(Dataset listings of figures)
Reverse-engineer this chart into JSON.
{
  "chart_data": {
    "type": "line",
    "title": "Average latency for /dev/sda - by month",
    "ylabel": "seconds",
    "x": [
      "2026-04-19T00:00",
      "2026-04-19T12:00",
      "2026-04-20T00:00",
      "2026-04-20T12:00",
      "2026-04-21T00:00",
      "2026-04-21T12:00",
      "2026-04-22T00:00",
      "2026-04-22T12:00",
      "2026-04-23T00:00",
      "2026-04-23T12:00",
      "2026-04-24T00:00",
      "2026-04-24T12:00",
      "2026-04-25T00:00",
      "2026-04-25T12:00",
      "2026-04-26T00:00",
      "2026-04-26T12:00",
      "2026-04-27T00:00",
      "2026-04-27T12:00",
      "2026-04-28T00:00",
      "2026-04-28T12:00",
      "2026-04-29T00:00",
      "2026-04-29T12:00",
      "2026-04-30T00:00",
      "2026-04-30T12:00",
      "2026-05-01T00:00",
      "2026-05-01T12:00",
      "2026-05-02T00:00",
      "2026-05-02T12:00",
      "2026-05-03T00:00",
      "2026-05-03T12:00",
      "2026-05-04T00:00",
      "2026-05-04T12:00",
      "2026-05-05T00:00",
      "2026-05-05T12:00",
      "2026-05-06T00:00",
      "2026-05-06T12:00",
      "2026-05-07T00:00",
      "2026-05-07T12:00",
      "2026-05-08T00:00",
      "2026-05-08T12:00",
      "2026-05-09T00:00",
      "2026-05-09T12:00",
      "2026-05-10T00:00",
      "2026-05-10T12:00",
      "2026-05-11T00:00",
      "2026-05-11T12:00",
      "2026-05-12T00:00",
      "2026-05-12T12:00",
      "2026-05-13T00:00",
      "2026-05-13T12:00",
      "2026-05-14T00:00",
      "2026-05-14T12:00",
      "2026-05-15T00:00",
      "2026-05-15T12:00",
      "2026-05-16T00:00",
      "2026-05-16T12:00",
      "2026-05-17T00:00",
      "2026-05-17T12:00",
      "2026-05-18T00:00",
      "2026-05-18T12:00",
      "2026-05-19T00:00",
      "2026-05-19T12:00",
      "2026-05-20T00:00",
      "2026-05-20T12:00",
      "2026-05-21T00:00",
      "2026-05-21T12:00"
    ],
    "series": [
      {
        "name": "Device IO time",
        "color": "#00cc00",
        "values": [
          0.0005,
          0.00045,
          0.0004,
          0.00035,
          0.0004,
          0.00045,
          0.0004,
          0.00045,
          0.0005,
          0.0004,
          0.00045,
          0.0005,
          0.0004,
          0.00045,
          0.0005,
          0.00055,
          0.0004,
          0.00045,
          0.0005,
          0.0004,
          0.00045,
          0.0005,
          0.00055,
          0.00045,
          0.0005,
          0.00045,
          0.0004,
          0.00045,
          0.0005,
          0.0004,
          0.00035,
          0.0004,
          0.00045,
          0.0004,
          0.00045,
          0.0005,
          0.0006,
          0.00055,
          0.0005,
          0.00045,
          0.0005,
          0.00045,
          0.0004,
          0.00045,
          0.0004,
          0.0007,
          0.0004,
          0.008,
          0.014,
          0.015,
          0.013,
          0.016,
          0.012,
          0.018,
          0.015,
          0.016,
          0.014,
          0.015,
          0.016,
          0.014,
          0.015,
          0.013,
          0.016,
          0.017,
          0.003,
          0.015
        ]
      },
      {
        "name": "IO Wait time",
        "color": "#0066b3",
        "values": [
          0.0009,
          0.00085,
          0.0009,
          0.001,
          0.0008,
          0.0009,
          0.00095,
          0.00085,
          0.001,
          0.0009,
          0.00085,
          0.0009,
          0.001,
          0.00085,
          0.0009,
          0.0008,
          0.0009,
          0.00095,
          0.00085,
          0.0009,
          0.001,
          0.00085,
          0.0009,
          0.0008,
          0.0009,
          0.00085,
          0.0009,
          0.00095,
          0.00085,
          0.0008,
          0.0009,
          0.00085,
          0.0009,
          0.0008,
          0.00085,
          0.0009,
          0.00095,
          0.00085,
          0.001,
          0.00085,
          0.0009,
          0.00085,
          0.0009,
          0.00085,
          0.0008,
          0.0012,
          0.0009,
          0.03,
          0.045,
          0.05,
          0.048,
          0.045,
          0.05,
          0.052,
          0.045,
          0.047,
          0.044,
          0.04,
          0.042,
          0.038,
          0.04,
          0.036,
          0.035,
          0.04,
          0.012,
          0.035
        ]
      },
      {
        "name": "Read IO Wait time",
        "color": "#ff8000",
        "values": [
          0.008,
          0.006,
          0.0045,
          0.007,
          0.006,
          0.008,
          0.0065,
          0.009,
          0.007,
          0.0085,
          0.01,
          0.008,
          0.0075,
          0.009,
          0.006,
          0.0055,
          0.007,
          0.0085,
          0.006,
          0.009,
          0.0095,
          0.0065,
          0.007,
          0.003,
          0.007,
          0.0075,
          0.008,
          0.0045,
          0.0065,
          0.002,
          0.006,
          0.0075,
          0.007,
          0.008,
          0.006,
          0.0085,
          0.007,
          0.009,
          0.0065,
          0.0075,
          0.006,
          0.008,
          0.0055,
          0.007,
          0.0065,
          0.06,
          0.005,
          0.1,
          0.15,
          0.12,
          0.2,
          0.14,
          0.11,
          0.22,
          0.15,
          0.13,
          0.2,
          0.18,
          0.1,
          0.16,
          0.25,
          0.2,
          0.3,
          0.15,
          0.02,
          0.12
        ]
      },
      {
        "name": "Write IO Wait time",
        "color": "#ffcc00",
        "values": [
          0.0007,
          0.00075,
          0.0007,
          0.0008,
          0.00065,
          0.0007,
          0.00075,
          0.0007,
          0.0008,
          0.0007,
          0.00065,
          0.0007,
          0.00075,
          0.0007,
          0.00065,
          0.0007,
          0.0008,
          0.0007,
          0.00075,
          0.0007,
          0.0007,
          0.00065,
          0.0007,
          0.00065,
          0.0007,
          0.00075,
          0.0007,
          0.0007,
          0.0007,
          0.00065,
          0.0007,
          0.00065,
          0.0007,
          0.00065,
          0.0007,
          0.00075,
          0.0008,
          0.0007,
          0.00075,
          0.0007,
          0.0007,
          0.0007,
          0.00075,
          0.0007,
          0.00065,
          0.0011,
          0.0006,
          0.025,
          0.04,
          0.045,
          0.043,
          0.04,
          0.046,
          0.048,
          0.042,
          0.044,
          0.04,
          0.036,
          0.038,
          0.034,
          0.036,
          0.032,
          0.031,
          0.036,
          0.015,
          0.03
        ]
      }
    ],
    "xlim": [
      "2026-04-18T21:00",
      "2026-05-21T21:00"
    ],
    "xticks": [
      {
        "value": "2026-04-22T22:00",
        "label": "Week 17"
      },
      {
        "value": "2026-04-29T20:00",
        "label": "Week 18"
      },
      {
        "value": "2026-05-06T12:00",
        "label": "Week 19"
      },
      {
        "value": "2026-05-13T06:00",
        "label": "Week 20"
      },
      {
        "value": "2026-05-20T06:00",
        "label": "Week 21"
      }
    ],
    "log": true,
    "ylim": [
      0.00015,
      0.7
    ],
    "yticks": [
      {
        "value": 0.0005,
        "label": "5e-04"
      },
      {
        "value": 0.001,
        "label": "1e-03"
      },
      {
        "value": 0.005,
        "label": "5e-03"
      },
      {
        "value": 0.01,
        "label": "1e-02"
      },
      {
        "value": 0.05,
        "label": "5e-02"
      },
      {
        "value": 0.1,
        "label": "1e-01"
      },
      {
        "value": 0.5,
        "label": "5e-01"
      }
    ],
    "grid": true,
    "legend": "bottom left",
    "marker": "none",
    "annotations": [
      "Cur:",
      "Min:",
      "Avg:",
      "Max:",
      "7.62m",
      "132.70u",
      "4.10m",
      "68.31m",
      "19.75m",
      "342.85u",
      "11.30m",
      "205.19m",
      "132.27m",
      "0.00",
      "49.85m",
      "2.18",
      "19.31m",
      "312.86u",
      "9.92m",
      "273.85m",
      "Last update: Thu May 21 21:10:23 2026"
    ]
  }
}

■ **TASK STATEMENT**
Pick out lines containing the word "name", each one as written.

■ **CORRECT RESPONSE**
        "name": "Device IO time",
        "name": "IO Wait time",
        "name": "Read IO Wait time",
        "name": "Write IO Wait time",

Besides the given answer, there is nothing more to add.